Aim:
Look through the data for the string "JSON". Copy every line where it is found.

[Dataset entries on figures]
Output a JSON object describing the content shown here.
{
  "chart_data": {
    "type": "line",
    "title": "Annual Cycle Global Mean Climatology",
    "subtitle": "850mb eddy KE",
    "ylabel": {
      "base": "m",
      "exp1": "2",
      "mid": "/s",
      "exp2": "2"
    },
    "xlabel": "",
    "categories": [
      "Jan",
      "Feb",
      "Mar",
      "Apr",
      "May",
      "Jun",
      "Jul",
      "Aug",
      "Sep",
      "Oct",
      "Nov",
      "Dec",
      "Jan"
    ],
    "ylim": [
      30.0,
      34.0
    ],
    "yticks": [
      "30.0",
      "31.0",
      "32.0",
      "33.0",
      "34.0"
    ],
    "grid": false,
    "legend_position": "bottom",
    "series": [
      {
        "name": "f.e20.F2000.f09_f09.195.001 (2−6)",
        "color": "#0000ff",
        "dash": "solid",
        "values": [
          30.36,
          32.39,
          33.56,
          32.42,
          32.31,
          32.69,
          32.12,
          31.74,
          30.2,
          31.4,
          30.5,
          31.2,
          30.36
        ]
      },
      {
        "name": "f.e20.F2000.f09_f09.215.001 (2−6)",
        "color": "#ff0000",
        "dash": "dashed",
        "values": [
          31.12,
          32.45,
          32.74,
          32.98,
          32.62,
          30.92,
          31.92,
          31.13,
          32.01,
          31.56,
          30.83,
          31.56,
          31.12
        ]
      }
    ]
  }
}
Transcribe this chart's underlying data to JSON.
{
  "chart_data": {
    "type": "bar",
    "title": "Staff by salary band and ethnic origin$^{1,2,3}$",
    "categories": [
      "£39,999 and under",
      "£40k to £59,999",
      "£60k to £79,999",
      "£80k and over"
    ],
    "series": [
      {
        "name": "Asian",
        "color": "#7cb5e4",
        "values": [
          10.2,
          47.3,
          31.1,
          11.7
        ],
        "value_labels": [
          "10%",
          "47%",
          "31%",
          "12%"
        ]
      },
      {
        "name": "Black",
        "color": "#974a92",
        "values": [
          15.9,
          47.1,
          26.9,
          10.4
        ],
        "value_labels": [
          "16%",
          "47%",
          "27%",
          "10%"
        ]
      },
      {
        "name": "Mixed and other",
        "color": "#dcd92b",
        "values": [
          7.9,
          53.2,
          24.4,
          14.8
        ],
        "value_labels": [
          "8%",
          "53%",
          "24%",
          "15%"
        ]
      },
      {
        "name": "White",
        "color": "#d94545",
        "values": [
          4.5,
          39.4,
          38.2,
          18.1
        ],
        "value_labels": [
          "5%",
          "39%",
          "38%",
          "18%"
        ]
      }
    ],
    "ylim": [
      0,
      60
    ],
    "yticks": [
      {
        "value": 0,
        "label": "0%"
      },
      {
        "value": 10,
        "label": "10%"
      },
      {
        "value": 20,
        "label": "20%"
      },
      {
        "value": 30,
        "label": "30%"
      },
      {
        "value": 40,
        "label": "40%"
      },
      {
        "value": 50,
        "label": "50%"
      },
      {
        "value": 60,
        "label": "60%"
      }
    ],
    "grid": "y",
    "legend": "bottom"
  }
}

Output for this exercise:
Output a JSON object describing the content shown here.
Transcribe this chart's underlying data to JSON.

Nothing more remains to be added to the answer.